### Requirement
Return the full material exactly.

(Data items)
-- Begin --
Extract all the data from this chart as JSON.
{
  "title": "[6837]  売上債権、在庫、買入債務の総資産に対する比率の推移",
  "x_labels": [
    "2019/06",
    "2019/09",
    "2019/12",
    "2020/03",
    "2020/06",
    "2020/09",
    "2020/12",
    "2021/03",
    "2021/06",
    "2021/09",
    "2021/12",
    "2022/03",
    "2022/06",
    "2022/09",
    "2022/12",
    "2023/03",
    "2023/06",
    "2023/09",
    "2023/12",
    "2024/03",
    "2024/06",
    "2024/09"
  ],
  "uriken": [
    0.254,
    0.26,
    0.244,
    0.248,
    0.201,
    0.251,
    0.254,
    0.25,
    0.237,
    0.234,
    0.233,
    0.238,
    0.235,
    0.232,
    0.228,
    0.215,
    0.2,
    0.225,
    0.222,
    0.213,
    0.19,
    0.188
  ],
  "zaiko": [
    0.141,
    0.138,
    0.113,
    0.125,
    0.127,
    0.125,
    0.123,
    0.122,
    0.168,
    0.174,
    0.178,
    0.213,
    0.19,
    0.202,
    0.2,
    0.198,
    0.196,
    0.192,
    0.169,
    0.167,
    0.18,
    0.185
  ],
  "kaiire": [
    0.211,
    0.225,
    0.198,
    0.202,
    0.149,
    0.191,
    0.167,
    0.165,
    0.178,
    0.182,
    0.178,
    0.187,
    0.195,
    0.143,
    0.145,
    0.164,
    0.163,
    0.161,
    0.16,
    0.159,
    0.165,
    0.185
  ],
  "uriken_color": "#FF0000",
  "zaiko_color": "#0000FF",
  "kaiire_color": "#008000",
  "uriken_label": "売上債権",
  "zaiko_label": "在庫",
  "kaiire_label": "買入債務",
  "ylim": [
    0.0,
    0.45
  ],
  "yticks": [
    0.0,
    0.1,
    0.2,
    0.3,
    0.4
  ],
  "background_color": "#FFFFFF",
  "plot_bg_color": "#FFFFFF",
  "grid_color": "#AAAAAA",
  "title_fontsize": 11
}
-- End --
### Response to this exercise
Extract all the data from this chart as JSON.
{
  "title": "[6837]  売上債権、在庫、買入債務の総資産に対する比率の推移",
  "x_labels": [
    "2019/06",
    "2019/09",
    "2019/12",
    "2020/03",
    "2020/06",
    "2020/09",
    "2020/12",
    "2021/03",
    "2021/06",
    "2021/09",
    "2021/12",
    "2022/03",
    "2022/06",
    "2022/09",
    "2022/12",
    "2023/03",
    "2023/06",
    "2023/09",
    "2023/12",
    "2024/03",
    "2024/06",
    "2024/09"
  ],
  "uriken": [
    0.254,
    0.26,
    0.244,
    0.248,
    0.201,
    0.251,
    0.254,
    0.25,
    0.237,
    0.234,
    0.233,
    0.238,
    0.235,
    0.232,
    0.228,
    0.215,
    0.2,
    0.225,
    0.222,
    0.213,
    0.19,
    0.188
  ],
  "zaiko": [
    0.141,
    0.138,
    0.113,
    0.125,
    0.127,
    0.125,
    0.123,
    0.122,
    0.168,
    0.174,
    0.178,
    0.213,
    0.19,
    0.202,
    0.2,
    0.198,
    0.196,
    0.192,
    0.169,
    0.167,
    0.18,
    0.185
  ],
  "kaiire": [
    0.211,
    0.225,
    0.198,
    0.202,
    0.149,
    0.191,
    0.167,
    0.165,
    0.178,
    0.182,
    0.178,
    0.187,
    0.195,
    0.143,
    0.145,
    0.164,
    0.163,
    0.161,
    0.16,
    0.159,
    0.165,
    0.185
  ],
  "uriken_color": "#FF0000",
  "zaiko_color": "#0000FF",
  "kaiire_color": "#008000",
  "uriken_label": "売上債権",
  "zaiko_label": "在庫",
  "kaiire_label": "買入債務",
  "ylim": [
    0.0,
    0.45
  ],
  "yticks": [
    0.0,
    0.1,
    0.2,
    0.3,
    0.4
  ],
  "background_color": "#FFFFFF",
  "plot_bg_color": "#FFFFFF",
  "grid_color": "#AAAAAA",
  "title_fontsize": 11
}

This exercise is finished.